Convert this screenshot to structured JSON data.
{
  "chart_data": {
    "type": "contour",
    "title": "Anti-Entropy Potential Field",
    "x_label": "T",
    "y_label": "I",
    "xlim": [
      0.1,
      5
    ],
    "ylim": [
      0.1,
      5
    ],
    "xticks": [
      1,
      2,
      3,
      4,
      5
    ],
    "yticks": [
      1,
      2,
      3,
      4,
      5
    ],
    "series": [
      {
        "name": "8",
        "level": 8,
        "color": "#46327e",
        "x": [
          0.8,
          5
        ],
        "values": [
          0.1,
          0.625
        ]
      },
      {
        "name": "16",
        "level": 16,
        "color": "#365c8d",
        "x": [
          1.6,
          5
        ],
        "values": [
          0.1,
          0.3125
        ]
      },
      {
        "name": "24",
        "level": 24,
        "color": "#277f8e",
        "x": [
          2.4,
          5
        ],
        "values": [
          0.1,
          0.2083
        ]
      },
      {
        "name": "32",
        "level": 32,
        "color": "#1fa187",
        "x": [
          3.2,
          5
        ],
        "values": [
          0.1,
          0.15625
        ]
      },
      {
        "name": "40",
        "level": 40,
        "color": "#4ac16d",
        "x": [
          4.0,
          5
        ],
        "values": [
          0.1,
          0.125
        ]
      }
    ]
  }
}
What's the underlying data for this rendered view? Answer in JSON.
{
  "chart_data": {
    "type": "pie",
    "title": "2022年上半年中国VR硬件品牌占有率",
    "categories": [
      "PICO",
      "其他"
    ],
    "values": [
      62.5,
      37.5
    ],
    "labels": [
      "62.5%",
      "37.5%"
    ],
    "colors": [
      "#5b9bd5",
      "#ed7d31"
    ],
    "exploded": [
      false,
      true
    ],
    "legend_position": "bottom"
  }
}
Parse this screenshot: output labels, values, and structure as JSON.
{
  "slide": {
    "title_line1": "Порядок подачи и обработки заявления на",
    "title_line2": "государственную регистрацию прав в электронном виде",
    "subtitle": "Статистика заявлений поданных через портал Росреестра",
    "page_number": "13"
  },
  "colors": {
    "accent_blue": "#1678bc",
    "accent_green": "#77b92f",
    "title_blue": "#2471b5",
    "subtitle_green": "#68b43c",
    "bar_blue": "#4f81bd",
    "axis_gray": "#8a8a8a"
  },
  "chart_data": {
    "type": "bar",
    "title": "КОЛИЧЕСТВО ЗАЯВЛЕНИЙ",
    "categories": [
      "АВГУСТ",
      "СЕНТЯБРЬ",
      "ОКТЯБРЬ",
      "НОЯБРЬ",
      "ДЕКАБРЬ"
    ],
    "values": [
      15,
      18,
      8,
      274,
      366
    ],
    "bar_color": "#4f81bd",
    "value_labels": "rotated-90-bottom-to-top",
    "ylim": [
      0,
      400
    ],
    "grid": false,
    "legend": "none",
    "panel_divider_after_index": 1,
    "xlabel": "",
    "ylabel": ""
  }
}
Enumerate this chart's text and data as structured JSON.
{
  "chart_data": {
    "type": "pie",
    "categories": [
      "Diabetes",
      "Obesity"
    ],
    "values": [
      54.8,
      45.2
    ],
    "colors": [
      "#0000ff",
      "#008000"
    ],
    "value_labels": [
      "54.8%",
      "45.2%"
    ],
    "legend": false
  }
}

...

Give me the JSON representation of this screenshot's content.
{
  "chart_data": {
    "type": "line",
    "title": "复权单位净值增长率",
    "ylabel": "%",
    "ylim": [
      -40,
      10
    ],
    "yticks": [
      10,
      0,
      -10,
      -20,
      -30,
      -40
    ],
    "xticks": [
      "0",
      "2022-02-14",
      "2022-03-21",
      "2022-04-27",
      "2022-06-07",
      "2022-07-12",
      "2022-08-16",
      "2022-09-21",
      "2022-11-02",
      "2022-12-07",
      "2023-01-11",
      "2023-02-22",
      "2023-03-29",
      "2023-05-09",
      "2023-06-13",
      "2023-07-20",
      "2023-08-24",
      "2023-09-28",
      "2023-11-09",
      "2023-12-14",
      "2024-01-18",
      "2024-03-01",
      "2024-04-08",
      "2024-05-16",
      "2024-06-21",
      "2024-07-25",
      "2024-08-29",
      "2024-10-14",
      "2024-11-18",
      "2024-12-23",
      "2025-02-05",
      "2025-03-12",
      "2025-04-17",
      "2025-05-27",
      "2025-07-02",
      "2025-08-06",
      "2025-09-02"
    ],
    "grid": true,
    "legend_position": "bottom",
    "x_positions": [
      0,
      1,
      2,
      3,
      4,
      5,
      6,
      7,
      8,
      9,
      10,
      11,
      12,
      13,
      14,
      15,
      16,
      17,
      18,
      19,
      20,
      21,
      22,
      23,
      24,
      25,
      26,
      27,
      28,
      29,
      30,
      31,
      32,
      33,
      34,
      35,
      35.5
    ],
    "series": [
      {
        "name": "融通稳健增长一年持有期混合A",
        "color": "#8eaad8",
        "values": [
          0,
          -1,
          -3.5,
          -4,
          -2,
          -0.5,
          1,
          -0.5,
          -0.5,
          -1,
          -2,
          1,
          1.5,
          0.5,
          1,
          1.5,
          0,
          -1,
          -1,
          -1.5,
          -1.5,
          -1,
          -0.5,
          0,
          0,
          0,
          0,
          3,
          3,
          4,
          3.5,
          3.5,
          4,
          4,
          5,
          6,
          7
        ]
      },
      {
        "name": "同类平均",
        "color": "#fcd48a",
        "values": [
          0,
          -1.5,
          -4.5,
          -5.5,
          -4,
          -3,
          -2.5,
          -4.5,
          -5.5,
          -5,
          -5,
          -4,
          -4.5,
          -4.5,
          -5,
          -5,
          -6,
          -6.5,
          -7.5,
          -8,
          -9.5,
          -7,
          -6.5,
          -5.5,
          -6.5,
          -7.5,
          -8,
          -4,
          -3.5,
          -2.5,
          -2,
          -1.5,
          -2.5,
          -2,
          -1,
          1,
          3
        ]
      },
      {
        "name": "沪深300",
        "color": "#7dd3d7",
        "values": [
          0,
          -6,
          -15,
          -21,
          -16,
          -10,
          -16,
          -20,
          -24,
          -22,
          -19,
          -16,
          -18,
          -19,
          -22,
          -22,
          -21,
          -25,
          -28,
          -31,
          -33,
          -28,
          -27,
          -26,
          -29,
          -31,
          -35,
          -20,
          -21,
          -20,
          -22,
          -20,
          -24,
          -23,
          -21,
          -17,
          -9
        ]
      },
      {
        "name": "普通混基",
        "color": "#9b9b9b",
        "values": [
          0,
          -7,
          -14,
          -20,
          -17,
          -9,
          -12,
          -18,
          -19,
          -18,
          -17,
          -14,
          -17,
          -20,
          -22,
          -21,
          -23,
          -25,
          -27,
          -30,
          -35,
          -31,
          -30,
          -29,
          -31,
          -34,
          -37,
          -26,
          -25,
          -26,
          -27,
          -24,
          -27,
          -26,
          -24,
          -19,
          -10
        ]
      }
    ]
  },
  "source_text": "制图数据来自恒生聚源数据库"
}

...

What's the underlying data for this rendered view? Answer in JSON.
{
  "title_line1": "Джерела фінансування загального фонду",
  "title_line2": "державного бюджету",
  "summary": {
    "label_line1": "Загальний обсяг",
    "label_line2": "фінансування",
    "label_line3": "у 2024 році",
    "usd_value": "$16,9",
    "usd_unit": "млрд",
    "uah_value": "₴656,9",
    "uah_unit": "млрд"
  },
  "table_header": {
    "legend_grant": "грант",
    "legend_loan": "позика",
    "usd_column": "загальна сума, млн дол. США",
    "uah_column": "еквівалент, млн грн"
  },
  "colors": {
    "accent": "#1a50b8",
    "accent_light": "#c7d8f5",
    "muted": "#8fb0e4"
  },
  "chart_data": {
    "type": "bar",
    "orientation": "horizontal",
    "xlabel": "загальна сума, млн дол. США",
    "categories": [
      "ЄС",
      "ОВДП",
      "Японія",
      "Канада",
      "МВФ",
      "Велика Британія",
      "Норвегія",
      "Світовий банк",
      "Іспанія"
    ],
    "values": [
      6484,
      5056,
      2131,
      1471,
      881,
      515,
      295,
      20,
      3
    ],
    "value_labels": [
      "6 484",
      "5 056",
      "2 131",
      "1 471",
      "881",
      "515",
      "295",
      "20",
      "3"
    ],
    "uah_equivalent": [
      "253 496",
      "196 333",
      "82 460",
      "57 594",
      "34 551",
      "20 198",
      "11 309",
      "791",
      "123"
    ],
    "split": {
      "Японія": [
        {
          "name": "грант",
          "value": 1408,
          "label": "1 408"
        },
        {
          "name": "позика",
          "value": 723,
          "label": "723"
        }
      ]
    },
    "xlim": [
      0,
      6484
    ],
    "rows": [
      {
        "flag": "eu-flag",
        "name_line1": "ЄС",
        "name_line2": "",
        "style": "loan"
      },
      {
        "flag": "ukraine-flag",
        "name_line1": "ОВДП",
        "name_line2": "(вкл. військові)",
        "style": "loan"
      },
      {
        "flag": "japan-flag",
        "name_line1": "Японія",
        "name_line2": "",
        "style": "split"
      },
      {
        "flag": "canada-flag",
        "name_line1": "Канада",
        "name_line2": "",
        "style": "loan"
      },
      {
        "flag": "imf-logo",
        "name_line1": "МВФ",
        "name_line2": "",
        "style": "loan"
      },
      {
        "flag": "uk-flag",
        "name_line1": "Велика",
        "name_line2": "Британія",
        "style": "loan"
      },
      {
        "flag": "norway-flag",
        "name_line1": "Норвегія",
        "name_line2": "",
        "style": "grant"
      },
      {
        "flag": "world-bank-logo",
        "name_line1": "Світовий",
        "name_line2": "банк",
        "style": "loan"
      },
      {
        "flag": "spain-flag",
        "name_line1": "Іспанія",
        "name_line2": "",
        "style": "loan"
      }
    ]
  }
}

## [Exercise directions]
Which lines hold the word "JSON"? Return all of them from the records above.

## [Task answer]
Convert this screenshot to structured JSON data.
What's the underlying data for this rendered view? Answer in JSON.
Parse this screenshot: output labels, values, and structure as JSON.
Enumerate this chart's text and data as structured JSON.
Give me the JSON representation of this screenshot's content.
What's the underlying data for this rendered view? Answer in JSON.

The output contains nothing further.